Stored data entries
**********
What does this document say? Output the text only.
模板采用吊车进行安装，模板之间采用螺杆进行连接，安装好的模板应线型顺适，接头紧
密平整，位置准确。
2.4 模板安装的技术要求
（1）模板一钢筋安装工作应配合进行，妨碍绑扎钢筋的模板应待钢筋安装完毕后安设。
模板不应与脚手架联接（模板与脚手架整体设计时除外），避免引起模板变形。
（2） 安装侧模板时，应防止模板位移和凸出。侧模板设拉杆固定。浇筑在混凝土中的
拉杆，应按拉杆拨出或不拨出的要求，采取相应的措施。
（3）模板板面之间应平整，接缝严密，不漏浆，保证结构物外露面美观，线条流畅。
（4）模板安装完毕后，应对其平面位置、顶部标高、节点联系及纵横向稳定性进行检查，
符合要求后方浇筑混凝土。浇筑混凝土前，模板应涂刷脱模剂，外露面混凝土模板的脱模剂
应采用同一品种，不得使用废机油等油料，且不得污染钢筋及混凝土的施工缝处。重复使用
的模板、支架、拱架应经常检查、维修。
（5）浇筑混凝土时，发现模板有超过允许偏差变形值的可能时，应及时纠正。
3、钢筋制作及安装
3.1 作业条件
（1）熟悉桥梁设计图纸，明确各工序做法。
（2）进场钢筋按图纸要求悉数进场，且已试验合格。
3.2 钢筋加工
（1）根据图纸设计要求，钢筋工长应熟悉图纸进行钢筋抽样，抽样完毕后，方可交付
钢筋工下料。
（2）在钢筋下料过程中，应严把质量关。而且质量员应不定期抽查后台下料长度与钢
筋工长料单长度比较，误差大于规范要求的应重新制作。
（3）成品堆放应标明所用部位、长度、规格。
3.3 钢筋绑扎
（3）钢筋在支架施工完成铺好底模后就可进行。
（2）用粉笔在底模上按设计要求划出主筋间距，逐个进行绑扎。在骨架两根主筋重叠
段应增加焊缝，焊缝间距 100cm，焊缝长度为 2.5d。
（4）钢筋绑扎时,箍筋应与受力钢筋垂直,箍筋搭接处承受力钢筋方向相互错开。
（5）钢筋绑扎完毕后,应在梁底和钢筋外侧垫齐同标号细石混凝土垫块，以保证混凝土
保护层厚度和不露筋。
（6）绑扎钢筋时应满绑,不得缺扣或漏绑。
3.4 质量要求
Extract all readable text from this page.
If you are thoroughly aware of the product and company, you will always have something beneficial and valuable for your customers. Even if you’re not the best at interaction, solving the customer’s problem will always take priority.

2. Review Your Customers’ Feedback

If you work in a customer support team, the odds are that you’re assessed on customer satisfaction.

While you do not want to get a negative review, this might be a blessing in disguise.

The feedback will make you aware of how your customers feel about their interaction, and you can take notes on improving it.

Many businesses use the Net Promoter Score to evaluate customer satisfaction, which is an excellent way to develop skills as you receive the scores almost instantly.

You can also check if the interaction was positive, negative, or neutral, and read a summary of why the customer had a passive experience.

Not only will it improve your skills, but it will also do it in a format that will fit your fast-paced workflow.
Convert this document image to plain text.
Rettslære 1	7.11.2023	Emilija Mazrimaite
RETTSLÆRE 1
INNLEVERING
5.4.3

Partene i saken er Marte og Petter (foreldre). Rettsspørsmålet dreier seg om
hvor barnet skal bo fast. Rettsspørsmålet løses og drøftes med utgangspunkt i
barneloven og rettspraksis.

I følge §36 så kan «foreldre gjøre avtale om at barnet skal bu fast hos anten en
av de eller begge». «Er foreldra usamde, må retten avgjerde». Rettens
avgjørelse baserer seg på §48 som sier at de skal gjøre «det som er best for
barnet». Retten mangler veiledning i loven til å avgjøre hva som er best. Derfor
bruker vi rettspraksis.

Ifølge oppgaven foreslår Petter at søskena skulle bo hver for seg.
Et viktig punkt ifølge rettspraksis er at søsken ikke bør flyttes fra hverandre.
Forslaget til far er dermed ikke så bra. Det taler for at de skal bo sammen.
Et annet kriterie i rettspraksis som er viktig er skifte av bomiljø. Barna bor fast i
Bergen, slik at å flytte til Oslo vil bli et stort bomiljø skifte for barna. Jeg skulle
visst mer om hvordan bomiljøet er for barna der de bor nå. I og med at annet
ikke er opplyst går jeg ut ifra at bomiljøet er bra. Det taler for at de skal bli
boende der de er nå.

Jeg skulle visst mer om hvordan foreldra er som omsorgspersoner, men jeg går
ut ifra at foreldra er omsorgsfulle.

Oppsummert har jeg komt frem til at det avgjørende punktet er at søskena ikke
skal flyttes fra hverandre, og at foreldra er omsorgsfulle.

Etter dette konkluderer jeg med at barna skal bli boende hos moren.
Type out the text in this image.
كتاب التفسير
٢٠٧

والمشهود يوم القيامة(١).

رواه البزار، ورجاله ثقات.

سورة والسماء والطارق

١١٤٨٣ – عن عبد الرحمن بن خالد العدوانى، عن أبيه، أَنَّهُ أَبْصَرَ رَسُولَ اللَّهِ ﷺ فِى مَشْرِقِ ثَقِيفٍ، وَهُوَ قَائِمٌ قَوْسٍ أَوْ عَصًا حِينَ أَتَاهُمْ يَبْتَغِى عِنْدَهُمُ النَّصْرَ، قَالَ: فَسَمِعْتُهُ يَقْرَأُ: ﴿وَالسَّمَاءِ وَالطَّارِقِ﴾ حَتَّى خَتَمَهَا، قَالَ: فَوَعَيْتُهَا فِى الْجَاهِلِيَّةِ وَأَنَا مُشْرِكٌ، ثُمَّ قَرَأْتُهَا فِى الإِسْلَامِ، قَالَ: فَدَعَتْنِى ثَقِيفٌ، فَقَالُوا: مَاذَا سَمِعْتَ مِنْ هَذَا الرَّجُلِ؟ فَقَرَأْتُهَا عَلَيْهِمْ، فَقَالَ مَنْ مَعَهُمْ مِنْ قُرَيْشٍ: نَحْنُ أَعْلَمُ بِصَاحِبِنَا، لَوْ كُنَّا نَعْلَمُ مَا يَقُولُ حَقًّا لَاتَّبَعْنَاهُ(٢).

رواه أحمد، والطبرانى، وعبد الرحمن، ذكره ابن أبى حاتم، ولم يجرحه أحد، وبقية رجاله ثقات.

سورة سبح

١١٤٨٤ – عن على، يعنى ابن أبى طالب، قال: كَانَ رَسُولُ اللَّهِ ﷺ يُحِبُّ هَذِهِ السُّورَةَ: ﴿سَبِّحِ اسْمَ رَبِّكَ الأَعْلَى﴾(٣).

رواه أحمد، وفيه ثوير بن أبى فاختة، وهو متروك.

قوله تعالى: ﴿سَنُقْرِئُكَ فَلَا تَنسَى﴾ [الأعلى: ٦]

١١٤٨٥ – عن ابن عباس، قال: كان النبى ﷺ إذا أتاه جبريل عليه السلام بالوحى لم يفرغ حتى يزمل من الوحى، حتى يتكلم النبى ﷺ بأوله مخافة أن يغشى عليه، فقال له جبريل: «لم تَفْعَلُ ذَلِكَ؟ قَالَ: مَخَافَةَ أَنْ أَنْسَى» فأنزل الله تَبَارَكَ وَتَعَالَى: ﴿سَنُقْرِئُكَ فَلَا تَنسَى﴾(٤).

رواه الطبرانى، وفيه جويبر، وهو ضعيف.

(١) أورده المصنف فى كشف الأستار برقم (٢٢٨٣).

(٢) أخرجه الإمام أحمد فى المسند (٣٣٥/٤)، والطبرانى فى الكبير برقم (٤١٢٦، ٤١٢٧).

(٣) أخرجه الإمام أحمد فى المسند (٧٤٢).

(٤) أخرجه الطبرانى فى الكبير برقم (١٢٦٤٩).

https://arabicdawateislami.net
**********
Return all of the data exactly as it reads.

What does this document say? Output the text only.
模板采用吊车进行安装，模板之间采用螺杆进行连接，安装好的模板应线型顺适，接头紧
密平整，位置准确。
2.4 模板安装的技术要求
（1）模板一钢筋安装工作应配合进行，妨碍绑扎钢筋的模板应待钢筋安装完毕后安设。
模板不应与脚手架联接（模板与脚手架整体设计时除外），避免引起模板变形。
（2） 安装侧模板时，应防止模板位移和凸出。侧模板设拉杆固定。浇筑在混凝土中的
拉杆，应按拉杆拨出或不拨出的要求，采取相应的措施。
（3）模板板面之间应平整，接缝严密，不漏浆，保证结构物外露面美观，线条流畅。
（4）模板安装完毕后，应对其平面位置、顶部标高、节点联系及纵横向稳定性进行检查，
符合要求后方浇筑混凝土。浇筑混凝土前，模板应涂刷脱模剂，外露面混凝土模板的脱模剂
应采用同一品种，不得使用废机油等油料，且不得污染钢筋及混凝土的施工缝处。重复使用
的模板、支架、拱架应经常检查、维修。
（5）浇筑混凝土时，发现模板有超过允许偏差变形值的可能时，应及时纠正。
3、钢筋制作及安装
3.1 作业条件
（1）熟悉桥梁设计图纸，明确各工序做法。
（2）进场钢筋按图纸要求悉数进场，且已试验合格。
3.2 钢筋加工
（1）根据图纸设计要求，钢筋工长应熟悉图纸进行钢筋抽样，抽样完毕后，方可交付
钢筋工下料。
（2）在钢筋下料过程中，应严把质量关。而且质量员应不定期抽查后台下料长度与钢
筋工长料单长度比较，误差大于规范要求的应重新制作。
（3）成品堆放应标明所用部位、长度、规格。
3.3 钢筋绑扎
（3）钢筋在支架施工完成铺好底模后就可进行。
（2）用粉笔在底模上按设计要求划出主筋间距，逐个进行绑扎。在骨架两根主筋重叠
段应增加焊缝，焊缝间距 100cm，焊缝长度为 2.5d。
（4）钢筋绑扎时,箍筋应与受力钢筋垂直,箍筋搭接处承受力钢筋方向相互错开。
（5）钢筋绑扎完毕后,应在梁底和钢筋外侧垫齐同标号细石混凝土垫块，以保证混凝土
保护层厚度和不露筋。
（6）绑扎钢筋时应满绑,不得缺扣或漏绑。
3.4 质量要求
Extract all readable text from this page.
If you are thoroughly aware of the product and company, you will always have something beneficial and valuable for your customers. Even if you’re not the best at interaction, solving the customer’s problem will always take priority.

2. Review Your Customers’ Feedback

If you work in a customer support team, the odds are that you’re assessed on customer satisfaction.

While you do not want to get a negative review, this might be a blessing in disguise.

The feedback will make you aware of how your customers feel about their interaction, and you can take notes on improving it.

Many businesses use the Net Promoter Score to evaluate customer satisfaction, which is an excellent way to develop skills as you receive the scores almost instantly.

You can also check if the interaction was positive, negative, or neutral, and read a summary of why the customer had a passive experience.

Not only will it improve your skills, but it will also do it in a format that will fit your fast-paced workflow.
Convert this document image to plain text.
Rettslære 1	7.11.2023	Emilija Mazrimaite
RETTSLÆRE 1
INNLEVERING
5.4.3

Partene i saken er Marte og Petter (foreldre). Rettsspørsmålet dreier seg om
hvor barnet skal bo fast. Rettsspørsmålet løses og drøftes med utgangspunkt i
barneloven og rettspraksis.

I følge §36 så kan «foreldre gjøre avtale om at barnet skal bu fast hos anten en
av de eller begge». «Er foreldra usamde, må retten avgjerde». Rettens
avgjørelse baserer seg på §48 som sier at de skal gjøre «det som er best for
barnet». Retten mangler veiledning i loven til å avgjøre hva som er best. Derfor
bruker vi rettspraksis.

Ifølge oppgaven foreslår Petter at søskena skulle bo hver for seg.
Et viktig punkt ifølge rettspraksis er at søsken ikke bør flyttes fra hverandre.
Forslaget til far er dermed ikke så bra. Det taler for at de skal bo sammen.
Et annet kriterie i rettspraksis som er viktig er skifte av bomiljø. Barna bor fast i
Bergen, slik at å flytte til Oslo vil bli et stort bomiljø skifte for barna. Jeg skulle
visst mer om hvordan bomiljøet er for barna der de bor nå. I og med at annet
ikke er opplyst går jeg ut ifra at bomiljøet er bra. Det taler for at de skal bli
boende der de er nå.

Jeg skulle visst mer om hvordan foreldra er som omsorgspersoner, men jeg går
ut ifra at foreldra er omsorgsfulle.

Oppsummert har jeg komt frem til at det avgjørende punktet er at søskena ikke
skal flyttes fra hverandre, og at foreldra er omsorgsfulle.

Etter dette konkluderer jeg med at barna skal bli boende hos moren.
Type out the text in this image.
كتاب التفسير
٢٠٧

والمشهود يوم القيامة(١).

رواه البزار، ورجاله ثقات.

سورة والسماء والطارق

١١٤٨٣ – عن عبد الرحمن بن خالد العدوانى، عن أبيه، أَنَّهُ أَبْصَرَ رَسُولَ اللَّهِ ﷺ فِى مَشْرِقِ ثَقِيفٍ، وَهُوَ قَائِمٌ قَوْسٍ أَوْ عَصًا حِينَ أَتَاهُمْ يَبْتَغِى عِنْدَهُمُ النَّصْرَ، قَالَ: فَسَمِعْتُهُ يَقْرَأُ: ﴿وَالسَّمَاءِ وَالطَّارِقِ﴾ حَتَّى خَتَمَهَا، قَالَ: فَوَعَيْتُهَا فِى الْجَاهِلِيَّةِ وَأَنَا مُشْرِكٌ، ثُمَّ قَرَأْتُهَا فِى الإِسْلَامِ، قَالَ: فَدَعَتْنِى ثَقِيفٌ، فَقَالُوا: مَاذَا سَمِعْتَ مِنْ هَذَا الرَّجُلِ؟ فَقَرَأْتُهَا عَلَيْهِمْ، فَقَالَ مَنْ مَعَهُمْ مِنْ قُرَيْشٍ: نَحْنُ أَعْلَمُ بِصَاحِبِنَا، لَوْ كُنَّا نَعْلَمُ مَا يَقُولُ حَقًّا لَاتَّبَعْنَاهُ(٢).

رواه أحمد، والطبرانى، وعبد الرحمن، ذكره ابن أبى حاتم، ولم يجرحه أحد، وبقية رجاله ثقات.

سورة سبح

١١٤٨٤ – عن على، يعنى ابن أبى طالب، قال: كَانَ رَسُولُ اللَّهِ ﷺ يُحِبُّ هَذِهِ السُّورَةَ: ﴿سَبِّحِ اسْمَ رَبِّكَ الأَعْلَى﴾(٣).

رواه أحمد، وفيه ثوير بن أبى فاختة، وهو متروك.

قوله تعالى: ﴿سَنُقْرِئُكَ فَلَا تَنسَى﴾ [الأعلى: ٦]

١١٤٨٥ – عن ابن عباس، قال: كان النبى ﷺ إذا أتاه جبريل عليه السلام بالوحى لم يفرغ حتى يزمل من الوحى، حتى يتكلم النبى ﷺ بأوله مخافة أن يغشى عليه، فقال له جبريل: «لم تَفْعَلُ ذَلِكَ؟ قَالَ: مَخَافَةَ أَنْ أَنْسَى» فأنزل الله تَبَارَكَ وَتَعَالَى: ﴿سَنُقْرِئُكَ فَلَا تَنسَى﴾(٤).

رواه الطبرانى، وفيه جويبر، وهو ضعيف.

(١) أورده المصنف فى كشف الأستار برقم (٢٢٨٣).

(٢) أخرجه الإمام أحمد فى المسند (٣٣٥/٤)، والطبرانى فى الكبير برقم (٤١٢٦، ٤١٢٧).

(٣) أخرجه الإمام أحمد فى المسند (٧٤٢).

(٤) أخرجه الطبرانى فى الكبير برقم (١٢٦٤٩).

https://arabicdawateislami.net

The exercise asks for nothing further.